▶ [GIVEN REQUEST]
Take the listing and print it in full, exactly as given.

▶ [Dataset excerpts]
———

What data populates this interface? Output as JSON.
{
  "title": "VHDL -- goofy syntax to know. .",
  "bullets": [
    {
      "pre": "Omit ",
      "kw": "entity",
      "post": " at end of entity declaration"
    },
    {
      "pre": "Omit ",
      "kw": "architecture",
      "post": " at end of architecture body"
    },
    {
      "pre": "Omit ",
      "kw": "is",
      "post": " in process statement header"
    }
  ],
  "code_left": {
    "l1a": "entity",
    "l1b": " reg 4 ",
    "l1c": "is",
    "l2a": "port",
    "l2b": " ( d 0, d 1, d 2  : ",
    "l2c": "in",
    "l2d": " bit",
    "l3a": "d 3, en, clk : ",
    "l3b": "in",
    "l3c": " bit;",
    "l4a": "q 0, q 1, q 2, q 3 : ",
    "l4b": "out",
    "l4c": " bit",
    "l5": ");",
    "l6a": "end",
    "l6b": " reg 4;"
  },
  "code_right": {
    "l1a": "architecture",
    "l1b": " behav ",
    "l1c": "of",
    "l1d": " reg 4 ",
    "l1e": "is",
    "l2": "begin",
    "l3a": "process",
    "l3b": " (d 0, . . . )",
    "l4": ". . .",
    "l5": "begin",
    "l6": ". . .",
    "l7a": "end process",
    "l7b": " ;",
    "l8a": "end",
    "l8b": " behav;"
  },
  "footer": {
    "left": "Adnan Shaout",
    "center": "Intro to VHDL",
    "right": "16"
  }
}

———

▶ [EXERCISE OUTPUT]
What data populates this interface? Output as JSON.
{
  "title": "VHDL -- goofy syntax to know. .",
  "bullets": [
    {
      "pre": "Omit ",
      "kw": "entity",
      "post": " at end of entity declaration"
    },
    {
      "pre": "Omit ",
      "kw": "architecture",
      "post": " at end of architecture body"
    },
    {
      "pre": "Omit ",
      "kw": "is",
      "post": " in process statement header"
    }
  ],
  "code_left": {
    "l1a": "entity",
    "l1b": " reg 4 ",
    "l1c": "is",
    "l2a": "port",
    "l2b": " ( d 0, d 1, d 2  : ",
    "l2c": "in",
    "l2d": " bit",
    "l3a": "d 3, en, clk : ",
    "l3b": "in",
    "l3c": " bit;",
    "l4a": "q 0, q 1, q 2, q 3 : ",
    "l4b": "out",
    "l4c": " bit",
    "l5": ");",
    "l6a": "end",
    "l6b": " reg 4;"
  },
  "code_right": {
    "l1a": "architecture",
    "l1b": " behav ",
    "l1c": "of",
    "l1d": " reg 4 ",
    "l1e": "is",
    "l2": "begin",
    "l3a": "process",
    "l3b": " (d 0, . . . )",
    "l4": ". . .",
    "l5": "begin",
    "l6": ". . .",
    "l7a": "end process",
    "l7b": " ;",
    "l8a": "end",
    "l8b": " behav;"
  },
  "footer": {
    "left": "Adnan Shaout",
    "center": "Intro to VHDL",
    "right": "16"
  }
}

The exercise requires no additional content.